TASK TO COMPLETE: Please copy every line of the records below that holds the word "ffffff".

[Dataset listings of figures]

◇ ◇ ◇ ◇ ◇ ◇ ◇

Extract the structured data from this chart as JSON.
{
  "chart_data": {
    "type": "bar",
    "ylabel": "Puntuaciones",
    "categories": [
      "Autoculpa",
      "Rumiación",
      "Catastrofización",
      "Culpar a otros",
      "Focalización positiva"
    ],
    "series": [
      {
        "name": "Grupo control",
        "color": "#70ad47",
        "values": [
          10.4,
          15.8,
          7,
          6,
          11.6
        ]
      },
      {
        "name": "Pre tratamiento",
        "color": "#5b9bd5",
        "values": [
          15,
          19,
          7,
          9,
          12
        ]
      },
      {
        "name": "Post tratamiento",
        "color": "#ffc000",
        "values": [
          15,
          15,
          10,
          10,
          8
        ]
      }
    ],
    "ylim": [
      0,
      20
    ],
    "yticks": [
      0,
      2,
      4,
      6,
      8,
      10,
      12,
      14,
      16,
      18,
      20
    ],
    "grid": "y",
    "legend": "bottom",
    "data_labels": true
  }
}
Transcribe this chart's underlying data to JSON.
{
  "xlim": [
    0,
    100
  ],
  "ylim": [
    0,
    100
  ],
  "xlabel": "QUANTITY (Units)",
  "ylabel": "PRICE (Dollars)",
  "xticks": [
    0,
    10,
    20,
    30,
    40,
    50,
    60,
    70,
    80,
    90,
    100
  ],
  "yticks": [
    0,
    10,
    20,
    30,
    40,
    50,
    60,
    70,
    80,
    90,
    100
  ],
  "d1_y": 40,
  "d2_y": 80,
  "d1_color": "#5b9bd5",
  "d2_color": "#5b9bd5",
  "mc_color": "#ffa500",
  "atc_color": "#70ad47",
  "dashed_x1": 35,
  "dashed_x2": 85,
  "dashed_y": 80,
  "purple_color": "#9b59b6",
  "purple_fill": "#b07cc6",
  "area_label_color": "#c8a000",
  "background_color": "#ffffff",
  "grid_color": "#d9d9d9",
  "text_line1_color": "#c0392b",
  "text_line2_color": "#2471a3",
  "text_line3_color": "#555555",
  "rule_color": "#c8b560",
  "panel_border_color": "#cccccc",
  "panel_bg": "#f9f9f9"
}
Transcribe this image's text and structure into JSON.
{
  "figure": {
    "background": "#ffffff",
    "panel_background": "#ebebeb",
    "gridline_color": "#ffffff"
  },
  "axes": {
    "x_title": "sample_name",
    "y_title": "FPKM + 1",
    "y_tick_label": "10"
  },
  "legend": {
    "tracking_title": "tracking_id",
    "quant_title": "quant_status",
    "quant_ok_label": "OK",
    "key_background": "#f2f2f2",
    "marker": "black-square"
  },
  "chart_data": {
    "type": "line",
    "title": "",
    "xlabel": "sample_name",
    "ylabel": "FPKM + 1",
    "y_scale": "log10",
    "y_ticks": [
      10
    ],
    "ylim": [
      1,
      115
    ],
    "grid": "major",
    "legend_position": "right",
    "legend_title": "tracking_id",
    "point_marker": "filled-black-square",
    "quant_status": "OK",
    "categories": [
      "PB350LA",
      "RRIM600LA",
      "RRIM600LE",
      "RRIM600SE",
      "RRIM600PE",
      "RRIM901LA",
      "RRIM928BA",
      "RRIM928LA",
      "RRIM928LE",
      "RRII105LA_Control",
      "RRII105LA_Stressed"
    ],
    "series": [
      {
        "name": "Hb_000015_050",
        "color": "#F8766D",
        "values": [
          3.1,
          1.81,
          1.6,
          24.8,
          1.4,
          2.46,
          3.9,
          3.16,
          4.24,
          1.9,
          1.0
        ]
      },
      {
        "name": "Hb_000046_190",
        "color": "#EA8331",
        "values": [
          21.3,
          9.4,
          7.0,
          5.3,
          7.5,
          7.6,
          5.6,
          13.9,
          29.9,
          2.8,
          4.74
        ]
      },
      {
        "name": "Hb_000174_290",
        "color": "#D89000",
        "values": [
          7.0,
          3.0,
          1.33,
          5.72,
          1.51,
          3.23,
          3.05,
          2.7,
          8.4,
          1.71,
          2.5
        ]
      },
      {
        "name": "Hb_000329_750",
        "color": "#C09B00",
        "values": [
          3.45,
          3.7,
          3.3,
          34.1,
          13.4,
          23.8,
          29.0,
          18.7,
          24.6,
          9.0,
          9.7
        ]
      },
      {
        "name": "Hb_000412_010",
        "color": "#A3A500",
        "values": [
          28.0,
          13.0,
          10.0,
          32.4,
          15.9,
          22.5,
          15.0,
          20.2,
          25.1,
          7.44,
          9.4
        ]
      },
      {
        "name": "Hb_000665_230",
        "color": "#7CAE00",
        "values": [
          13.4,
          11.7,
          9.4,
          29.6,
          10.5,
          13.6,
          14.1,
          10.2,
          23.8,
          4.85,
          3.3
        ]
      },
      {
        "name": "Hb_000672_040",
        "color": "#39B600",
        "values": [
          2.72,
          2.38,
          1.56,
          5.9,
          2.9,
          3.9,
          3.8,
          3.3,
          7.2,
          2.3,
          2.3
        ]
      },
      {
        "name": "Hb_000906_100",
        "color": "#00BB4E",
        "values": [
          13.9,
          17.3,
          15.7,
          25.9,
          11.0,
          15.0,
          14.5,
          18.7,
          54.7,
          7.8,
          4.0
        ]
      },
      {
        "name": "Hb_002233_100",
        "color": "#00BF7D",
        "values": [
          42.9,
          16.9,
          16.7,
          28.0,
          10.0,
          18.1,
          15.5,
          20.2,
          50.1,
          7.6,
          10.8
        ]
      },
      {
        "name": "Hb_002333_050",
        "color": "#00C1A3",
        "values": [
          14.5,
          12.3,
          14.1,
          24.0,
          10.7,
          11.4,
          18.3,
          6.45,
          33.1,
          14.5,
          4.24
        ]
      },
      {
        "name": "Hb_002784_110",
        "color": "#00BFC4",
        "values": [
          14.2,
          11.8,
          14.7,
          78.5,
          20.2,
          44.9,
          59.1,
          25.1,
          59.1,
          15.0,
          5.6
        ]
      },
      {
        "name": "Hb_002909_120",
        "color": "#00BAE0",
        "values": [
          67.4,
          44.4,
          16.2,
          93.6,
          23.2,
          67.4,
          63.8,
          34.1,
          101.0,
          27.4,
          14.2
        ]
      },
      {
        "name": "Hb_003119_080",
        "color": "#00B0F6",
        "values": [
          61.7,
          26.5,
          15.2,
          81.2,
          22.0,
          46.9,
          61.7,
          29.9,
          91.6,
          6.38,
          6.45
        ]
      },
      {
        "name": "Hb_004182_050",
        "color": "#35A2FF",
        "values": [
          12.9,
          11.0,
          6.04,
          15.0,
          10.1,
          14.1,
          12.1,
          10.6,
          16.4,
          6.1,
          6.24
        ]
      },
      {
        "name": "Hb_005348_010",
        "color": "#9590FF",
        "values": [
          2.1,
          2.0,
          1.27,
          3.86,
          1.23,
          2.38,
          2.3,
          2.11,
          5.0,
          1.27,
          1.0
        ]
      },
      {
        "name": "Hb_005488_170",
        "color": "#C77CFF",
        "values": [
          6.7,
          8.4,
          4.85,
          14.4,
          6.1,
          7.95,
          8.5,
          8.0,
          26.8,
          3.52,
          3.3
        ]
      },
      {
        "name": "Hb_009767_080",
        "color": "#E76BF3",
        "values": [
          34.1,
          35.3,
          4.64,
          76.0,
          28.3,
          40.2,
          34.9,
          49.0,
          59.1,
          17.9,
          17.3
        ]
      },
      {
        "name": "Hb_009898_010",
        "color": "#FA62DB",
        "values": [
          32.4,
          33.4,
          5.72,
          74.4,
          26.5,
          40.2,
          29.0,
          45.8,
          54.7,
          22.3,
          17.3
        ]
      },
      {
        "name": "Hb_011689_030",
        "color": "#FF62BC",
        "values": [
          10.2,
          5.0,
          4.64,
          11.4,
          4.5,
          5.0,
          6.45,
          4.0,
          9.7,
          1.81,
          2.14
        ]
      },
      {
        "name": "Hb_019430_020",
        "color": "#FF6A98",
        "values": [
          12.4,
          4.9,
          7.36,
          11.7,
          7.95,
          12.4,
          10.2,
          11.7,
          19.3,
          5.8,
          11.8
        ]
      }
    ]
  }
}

◇ ◇ ◇ ◇ ◇ ◇ ◇

OUTPUT OF THE EXERCISE:
  "background_color": "#ffffff",
    "background": "#ffffff",
    "gridline_color": "#ffffff"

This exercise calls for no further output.